# Data shown
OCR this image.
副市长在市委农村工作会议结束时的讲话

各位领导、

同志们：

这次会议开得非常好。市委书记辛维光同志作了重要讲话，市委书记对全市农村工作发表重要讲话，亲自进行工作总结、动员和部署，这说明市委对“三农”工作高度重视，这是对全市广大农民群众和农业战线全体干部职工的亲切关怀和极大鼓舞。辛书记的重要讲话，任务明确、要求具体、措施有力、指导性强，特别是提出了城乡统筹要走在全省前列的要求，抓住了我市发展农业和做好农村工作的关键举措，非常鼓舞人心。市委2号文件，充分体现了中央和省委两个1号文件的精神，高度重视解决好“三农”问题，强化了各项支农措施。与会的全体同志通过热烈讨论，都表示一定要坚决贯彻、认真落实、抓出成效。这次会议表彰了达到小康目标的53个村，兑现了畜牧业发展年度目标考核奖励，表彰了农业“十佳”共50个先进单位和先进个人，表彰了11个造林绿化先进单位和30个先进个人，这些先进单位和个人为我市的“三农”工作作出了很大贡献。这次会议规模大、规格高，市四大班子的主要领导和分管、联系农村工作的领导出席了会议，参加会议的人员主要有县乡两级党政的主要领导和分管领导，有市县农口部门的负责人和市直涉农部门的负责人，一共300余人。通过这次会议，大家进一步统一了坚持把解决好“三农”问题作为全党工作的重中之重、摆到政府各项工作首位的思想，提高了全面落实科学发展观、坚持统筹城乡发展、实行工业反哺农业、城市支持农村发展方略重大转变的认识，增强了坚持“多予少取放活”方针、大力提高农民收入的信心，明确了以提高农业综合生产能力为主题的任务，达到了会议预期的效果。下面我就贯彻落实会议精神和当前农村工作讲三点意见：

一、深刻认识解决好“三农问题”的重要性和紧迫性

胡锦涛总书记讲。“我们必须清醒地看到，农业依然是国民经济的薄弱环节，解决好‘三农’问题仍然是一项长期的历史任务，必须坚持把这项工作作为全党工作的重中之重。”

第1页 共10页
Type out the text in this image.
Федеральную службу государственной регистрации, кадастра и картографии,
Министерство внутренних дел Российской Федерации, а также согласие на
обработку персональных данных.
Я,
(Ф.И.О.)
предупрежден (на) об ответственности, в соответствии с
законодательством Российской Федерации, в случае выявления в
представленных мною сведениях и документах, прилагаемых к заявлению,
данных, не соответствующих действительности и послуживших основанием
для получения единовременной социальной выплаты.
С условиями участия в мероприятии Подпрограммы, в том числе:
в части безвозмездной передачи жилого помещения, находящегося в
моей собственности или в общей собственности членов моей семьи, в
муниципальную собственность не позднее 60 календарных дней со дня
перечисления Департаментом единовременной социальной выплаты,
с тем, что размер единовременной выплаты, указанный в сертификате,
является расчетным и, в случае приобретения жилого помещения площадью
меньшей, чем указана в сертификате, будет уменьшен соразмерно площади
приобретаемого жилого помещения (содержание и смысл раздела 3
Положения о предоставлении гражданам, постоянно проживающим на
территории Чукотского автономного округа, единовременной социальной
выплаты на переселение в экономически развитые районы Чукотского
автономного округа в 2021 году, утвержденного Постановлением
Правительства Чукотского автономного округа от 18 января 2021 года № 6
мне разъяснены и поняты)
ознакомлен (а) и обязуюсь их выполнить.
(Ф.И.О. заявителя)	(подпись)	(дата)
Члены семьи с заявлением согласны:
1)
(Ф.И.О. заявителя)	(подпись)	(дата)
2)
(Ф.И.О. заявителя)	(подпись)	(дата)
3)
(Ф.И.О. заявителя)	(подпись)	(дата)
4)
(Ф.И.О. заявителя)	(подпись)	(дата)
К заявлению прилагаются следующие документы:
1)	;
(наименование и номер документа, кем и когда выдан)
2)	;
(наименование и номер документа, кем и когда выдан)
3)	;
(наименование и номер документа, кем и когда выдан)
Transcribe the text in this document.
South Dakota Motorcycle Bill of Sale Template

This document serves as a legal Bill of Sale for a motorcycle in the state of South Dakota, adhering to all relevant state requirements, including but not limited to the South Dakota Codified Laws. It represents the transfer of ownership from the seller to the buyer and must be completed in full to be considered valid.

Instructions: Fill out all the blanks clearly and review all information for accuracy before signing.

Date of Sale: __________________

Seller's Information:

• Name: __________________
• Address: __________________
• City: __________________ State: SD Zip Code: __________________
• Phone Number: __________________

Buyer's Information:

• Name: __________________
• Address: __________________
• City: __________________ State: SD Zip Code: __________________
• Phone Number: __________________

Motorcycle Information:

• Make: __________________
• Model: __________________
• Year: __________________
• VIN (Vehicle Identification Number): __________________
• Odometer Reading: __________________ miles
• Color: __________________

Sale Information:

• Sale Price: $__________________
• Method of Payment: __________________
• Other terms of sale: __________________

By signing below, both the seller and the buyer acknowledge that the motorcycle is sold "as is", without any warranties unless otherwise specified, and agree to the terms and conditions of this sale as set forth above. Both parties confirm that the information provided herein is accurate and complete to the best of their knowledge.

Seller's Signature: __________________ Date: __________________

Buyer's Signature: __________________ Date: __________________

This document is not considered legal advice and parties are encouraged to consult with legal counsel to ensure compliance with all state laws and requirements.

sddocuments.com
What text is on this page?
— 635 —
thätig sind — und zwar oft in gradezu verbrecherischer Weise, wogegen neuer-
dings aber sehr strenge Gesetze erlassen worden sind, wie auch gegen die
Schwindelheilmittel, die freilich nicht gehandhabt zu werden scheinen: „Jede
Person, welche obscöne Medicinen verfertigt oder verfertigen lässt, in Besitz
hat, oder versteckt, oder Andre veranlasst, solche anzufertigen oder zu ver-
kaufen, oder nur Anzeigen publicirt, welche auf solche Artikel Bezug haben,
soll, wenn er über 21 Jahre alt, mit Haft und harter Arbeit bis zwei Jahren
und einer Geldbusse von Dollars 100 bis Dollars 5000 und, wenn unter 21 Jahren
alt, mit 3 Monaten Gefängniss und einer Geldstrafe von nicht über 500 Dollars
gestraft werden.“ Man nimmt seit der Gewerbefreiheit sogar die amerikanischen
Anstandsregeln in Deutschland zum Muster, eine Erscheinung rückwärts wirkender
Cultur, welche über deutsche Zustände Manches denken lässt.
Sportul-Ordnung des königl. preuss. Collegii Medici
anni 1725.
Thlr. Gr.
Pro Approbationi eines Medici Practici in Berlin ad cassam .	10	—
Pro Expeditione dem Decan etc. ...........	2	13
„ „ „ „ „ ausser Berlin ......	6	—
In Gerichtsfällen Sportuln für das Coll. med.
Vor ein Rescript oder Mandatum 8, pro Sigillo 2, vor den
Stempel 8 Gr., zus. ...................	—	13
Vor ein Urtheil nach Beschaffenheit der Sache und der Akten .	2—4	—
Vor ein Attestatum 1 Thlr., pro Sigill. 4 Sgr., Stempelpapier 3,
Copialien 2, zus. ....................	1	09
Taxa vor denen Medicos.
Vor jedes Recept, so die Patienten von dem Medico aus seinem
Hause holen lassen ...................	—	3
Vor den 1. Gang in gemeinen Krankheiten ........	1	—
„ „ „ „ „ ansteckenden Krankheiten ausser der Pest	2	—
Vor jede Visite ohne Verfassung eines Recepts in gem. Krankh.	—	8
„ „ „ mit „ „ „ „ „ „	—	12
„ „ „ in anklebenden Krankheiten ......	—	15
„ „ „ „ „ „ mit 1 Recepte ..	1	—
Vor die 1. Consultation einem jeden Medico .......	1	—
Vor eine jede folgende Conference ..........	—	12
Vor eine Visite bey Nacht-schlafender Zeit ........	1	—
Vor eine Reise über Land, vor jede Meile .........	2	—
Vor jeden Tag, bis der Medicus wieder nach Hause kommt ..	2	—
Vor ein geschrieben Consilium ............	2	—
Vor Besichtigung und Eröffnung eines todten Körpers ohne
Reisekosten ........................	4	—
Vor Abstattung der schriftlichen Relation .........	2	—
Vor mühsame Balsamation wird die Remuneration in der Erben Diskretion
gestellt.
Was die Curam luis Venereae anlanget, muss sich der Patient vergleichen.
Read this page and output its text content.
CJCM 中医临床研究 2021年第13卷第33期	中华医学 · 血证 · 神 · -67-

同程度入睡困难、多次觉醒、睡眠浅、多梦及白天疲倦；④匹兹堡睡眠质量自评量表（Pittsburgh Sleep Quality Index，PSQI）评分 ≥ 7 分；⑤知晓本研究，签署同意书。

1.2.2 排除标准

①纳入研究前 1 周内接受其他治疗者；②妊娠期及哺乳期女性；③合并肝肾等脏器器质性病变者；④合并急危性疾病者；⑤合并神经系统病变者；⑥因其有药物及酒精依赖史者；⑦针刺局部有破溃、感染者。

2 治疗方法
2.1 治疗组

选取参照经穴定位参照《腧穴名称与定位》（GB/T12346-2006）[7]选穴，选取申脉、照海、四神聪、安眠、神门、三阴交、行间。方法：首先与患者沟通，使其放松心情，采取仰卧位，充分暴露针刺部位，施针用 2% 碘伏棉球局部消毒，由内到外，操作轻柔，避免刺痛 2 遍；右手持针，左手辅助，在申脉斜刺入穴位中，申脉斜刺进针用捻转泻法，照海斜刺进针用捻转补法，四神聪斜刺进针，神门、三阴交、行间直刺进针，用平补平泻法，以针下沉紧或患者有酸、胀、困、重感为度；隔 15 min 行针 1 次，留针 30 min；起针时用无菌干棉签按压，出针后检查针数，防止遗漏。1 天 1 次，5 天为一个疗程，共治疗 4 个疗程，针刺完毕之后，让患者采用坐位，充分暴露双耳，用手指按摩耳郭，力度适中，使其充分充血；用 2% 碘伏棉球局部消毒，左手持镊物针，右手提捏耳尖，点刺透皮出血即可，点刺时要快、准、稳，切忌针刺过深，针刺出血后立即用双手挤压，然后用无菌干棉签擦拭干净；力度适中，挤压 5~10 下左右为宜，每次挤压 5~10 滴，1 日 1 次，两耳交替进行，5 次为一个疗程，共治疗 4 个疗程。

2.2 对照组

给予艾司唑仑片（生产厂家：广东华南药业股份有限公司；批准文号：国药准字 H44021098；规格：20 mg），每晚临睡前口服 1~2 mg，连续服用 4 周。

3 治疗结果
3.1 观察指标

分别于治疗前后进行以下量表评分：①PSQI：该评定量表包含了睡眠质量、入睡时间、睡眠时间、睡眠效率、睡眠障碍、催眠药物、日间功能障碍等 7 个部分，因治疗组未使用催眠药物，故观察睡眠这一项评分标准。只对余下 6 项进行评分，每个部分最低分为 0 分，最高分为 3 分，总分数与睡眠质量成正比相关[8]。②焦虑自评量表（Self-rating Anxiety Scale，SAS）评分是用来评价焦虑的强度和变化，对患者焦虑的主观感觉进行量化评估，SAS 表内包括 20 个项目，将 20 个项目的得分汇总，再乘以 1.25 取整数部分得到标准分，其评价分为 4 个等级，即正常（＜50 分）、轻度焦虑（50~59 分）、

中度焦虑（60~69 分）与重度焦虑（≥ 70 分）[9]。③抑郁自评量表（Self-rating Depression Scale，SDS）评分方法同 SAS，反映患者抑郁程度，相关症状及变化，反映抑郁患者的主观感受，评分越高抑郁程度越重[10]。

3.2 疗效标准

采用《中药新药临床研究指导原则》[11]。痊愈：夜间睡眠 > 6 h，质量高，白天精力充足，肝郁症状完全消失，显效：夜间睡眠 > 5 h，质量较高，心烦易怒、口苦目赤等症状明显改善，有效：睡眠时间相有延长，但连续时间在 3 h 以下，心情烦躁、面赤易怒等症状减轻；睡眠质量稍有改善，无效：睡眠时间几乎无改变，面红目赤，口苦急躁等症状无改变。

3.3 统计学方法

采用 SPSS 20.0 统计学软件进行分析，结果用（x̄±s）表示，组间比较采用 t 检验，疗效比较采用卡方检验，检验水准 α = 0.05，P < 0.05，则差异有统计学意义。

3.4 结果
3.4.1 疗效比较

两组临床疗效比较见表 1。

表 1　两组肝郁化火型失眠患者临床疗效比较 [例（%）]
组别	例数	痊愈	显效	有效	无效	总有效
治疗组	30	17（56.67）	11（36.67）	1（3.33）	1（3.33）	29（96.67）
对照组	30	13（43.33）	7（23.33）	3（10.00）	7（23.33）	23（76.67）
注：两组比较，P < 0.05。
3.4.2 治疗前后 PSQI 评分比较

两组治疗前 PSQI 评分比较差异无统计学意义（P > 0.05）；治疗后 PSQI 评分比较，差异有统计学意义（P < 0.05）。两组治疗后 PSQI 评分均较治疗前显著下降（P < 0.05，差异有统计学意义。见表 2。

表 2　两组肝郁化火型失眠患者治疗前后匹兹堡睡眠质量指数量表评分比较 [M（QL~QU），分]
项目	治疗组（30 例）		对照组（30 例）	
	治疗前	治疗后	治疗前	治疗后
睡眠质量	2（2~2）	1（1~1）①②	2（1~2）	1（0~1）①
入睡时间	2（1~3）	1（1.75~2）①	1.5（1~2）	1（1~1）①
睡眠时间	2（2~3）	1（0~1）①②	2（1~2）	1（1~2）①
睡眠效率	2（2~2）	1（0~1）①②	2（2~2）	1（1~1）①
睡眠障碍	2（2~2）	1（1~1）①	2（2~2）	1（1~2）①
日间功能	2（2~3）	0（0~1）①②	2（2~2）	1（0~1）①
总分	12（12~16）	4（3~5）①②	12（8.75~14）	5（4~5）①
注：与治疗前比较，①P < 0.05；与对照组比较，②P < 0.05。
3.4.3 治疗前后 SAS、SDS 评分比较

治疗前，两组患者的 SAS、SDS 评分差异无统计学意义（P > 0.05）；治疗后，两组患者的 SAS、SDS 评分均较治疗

# Job
All lines in the data that contain the word "Berlin" should be copied.

# Solution
Pro Approbationi eines Medici Practici in Berlin ad cassam .	10	—
„ „ „ „ „ ausser Berlin ......	6	—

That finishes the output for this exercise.